DATA SHOWN ->
※ ※ ※

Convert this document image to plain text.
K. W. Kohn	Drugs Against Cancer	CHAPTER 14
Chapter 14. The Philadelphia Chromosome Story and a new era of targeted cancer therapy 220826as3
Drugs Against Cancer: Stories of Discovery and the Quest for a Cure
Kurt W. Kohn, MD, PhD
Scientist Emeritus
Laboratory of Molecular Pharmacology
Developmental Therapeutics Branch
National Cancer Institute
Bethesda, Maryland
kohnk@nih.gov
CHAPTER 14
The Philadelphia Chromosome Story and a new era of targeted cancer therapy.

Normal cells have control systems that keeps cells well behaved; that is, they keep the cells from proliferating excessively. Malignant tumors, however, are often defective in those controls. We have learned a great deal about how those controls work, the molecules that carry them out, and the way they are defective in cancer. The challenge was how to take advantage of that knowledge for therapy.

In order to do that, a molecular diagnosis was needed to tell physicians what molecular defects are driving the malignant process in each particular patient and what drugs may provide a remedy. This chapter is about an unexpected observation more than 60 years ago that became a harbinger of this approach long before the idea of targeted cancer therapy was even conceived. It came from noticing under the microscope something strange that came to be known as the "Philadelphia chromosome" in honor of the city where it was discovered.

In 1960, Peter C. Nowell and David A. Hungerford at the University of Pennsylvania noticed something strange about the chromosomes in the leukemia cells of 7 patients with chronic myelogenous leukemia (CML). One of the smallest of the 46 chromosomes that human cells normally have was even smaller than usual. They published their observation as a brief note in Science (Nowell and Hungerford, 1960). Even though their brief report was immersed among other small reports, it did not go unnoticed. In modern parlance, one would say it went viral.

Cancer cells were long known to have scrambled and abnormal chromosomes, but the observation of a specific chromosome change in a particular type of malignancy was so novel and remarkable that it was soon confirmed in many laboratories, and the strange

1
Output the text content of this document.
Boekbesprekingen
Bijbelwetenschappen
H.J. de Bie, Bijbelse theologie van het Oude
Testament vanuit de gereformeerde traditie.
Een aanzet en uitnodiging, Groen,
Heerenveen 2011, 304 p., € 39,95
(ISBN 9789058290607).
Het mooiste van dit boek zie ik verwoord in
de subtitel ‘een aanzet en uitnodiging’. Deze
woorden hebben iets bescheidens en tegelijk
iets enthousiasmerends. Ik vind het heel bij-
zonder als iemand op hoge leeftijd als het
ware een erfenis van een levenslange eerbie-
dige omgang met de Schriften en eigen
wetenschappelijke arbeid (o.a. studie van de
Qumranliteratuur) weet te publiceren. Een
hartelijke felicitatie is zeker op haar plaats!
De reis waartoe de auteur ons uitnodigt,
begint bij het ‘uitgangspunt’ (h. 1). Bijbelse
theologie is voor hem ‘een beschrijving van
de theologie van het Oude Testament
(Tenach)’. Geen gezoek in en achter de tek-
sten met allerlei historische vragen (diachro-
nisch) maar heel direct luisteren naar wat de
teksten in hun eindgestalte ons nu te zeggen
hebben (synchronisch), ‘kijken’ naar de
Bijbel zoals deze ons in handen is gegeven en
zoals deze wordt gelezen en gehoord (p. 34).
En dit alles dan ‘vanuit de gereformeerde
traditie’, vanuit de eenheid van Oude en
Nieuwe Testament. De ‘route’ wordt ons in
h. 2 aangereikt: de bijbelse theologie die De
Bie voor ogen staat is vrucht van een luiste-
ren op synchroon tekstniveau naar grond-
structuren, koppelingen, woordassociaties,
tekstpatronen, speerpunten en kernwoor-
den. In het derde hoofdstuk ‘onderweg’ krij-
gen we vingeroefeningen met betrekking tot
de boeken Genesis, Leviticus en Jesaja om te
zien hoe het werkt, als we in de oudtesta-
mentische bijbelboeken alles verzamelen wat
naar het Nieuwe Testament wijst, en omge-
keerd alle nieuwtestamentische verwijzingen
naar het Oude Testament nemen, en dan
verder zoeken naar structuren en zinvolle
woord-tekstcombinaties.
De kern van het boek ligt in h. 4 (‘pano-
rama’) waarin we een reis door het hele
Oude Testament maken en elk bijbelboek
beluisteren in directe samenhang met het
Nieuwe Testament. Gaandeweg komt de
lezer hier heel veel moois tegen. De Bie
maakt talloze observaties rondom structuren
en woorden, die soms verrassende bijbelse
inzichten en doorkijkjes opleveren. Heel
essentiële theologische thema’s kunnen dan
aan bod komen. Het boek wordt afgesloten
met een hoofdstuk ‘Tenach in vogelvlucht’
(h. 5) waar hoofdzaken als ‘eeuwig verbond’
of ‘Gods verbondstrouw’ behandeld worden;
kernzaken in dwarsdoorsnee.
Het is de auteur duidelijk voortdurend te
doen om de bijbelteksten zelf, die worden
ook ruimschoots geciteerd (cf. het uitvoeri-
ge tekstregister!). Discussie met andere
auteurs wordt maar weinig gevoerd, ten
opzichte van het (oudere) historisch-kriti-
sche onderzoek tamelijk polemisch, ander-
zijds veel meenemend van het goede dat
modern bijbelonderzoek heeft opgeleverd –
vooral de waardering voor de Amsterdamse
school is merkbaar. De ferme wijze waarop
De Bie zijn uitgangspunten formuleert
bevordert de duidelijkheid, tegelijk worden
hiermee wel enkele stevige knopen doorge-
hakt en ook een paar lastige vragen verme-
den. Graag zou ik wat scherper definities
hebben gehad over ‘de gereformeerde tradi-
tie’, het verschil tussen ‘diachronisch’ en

※ ※ ※

When a line contains the string "tegelijk", copy it from the records.

woorden hebben iets bescheidens en tegelijk
bevordert de duidelijkheid, tegelijk worden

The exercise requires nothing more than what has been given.